● **What you will do**:
Determine how many lines contain the string "background". Respond with that number and nothing more.

● **Information given**:
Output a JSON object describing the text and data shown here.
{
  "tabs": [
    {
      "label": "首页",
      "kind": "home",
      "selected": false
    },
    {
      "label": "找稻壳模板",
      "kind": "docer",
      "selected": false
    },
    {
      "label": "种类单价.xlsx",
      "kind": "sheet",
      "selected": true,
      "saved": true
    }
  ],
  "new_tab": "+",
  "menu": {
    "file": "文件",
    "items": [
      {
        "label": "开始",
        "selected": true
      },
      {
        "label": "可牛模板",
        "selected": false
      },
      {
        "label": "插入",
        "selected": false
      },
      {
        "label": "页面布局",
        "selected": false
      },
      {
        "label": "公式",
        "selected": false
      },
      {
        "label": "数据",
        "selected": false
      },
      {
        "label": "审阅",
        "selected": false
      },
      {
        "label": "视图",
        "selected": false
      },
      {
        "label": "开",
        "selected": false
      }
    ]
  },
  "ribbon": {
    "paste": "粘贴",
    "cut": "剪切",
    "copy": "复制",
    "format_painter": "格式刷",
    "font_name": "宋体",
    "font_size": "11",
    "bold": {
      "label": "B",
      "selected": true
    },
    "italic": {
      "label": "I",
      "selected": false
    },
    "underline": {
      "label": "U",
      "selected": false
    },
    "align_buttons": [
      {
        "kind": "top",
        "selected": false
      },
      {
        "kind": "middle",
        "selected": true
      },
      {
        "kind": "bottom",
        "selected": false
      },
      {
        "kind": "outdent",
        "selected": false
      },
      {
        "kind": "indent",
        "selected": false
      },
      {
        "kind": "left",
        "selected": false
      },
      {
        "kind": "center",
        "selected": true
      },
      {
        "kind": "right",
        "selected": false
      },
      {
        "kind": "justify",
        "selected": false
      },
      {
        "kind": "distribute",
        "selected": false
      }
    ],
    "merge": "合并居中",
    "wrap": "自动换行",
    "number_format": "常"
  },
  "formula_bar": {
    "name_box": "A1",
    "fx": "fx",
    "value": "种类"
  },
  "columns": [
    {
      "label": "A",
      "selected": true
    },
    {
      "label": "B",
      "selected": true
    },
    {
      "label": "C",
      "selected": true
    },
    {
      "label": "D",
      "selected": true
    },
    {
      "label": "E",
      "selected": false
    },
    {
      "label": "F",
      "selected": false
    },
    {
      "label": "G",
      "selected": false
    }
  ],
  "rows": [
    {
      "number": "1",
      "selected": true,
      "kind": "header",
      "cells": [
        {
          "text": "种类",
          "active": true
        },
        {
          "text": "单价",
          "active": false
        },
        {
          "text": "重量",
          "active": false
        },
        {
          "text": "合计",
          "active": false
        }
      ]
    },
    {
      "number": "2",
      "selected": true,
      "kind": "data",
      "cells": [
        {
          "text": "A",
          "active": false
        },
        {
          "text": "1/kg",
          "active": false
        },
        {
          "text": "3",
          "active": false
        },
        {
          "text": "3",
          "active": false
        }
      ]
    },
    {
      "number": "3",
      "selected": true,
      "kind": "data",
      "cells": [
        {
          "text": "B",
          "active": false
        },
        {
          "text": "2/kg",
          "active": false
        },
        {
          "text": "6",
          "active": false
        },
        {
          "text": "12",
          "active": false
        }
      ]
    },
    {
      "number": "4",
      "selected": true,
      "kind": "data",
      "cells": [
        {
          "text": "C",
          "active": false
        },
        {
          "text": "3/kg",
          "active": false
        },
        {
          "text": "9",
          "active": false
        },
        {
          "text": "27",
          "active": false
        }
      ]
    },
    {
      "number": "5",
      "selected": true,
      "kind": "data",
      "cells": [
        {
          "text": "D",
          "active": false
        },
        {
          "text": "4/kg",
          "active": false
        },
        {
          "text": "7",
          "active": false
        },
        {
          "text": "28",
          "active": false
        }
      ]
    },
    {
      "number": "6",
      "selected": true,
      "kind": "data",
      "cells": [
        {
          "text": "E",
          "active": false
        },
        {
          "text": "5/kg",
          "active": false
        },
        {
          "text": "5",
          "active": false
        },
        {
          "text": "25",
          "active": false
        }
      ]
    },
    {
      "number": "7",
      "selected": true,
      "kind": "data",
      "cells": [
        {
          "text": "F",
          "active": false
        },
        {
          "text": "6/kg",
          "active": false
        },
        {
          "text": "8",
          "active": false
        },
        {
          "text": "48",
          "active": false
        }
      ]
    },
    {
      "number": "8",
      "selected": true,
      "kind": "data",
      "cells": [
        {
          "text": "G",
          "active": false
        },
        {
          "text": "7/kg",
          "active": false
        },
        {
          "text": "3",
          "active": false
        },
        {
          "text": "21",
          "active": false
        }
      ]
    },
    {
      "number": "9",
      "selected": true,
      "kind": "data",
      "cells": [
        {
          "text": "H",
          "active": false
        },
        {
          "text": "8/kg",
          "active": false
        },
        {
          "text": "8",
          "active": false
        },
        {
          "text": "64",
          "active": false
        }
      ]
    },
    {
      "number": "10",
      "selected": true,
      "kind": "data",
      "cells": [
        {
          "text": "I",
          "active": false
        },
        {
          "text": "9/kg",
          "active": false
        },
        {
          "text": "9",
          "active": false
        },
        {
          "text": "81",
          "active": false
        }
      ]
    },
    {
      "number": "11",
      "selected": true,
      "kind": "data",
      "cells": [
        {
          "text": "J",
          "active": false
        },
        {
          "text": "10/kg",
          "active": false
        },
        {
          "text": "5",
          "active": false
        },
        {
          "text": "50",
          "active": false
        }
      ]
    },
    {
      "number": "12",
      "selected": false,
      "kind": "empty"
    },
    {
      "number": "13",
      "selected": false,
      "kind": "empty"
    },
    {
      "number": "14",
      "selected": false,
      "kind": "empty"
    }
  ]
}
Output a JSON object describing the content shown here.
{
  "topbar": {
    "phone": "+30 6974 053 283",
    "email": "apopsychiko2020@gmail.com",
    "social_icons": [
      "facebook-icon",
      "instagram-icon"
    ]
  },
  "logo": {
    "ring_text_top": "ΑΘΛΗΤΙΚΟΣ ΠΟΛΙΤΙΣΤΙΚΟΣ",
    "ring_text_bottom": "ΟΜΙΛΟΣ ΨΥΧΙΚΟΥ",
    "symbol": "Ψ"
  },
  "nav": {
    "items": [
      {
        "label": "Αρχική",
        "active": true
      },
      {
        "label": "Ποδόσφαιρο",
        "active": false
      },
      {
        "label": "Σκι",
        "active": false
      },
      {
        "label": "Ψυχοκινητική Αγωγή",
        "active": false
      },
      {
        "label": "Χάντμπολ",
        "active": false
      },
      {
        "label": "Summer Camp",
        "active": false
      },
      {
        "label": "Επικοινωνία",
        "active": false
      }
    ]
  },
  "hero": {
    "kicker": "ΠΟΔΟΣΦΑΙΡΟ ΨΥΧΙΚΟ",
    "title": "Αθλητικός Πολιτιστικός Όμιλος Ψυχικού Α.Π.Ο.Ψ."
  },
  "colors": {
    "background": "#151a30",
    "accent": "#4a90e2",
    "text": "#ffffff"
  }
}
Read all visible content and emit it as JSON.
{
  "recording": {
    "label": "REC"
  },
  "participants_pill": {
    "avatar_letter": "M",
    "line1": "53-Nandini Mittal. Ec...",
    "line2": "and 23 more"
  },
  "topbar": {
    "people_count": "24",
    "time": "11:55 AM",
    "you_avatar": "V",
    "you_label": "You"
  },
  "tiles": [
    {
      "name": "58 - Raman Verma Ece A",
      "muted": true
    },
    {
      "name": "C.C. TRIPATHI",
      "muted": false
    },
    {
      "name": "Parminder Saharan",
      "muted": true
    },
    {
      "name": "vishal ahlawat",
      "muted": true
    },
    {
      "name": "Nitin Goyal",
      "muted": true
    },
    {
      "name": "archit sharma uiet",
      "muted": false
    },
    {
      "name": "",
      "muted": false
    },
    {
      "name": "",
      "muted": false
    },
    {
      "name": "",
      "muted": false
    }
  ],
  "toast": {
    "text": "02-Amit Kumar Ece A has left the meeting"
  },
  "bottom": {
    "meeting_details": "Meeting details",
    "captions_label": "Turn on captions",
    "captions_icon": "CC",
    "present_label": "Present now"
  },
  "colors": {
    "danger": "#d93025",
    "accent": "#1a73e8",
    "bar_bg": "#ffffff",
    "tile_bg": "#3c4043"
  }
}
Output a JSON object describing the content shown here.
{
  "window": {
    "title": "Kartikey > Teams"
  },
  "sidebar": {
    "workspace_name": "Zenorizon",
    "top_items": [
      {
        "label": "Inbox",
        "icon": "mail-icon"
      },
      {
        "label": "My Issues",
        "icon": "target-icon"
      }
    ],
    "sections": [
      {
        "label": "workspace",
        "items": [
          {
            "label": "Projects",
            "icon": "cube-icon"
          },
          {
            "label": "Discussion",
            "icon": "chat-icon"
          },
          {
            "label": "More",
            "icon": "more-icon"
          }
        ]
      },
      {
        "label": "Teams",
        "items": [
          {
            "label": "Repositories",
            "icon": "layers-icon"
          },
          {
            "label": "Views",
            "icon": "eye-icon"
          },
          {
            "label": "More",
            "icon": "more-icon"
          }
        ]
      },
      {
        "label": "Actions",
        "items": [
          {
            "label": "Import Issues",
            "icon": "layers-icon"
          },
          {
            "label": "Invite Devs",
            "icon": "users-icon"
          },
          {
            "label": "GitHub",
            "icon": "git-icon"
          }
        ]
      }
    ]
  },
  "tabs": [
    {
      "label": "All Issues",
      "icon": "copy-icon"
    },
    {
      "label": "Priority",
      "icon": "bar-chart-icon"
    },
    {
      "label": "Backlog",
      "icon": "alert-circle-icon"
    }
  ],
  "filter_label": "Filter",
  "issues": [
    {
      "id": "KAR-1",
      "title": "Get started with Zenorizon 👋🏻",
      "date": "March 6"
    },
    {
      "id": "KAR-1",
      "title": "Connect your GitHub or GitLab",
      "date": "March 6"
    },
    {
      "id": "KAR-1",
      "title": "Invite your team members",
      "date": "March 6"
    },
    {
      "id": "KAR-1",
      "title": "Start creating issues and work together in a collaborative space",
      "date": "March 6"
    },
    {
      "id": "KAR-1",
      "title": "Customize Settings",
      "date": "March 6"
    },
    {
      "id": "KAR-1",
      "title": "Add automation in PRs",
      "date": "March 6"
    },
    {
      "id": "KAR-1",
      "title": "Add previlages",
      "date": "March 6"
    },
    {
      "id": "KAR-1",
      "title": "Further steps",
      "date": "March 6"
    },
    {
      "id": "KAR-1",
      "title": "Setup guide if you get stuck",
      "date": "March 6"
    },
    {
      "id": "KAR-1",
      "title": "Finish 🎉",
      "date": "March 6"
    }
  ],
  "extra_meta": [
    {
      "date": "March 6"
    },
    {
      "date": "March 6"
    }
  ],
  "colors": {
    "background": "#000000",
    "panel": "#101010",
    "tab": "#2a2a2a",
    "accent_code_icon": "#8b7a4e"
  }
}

● **Response**:
2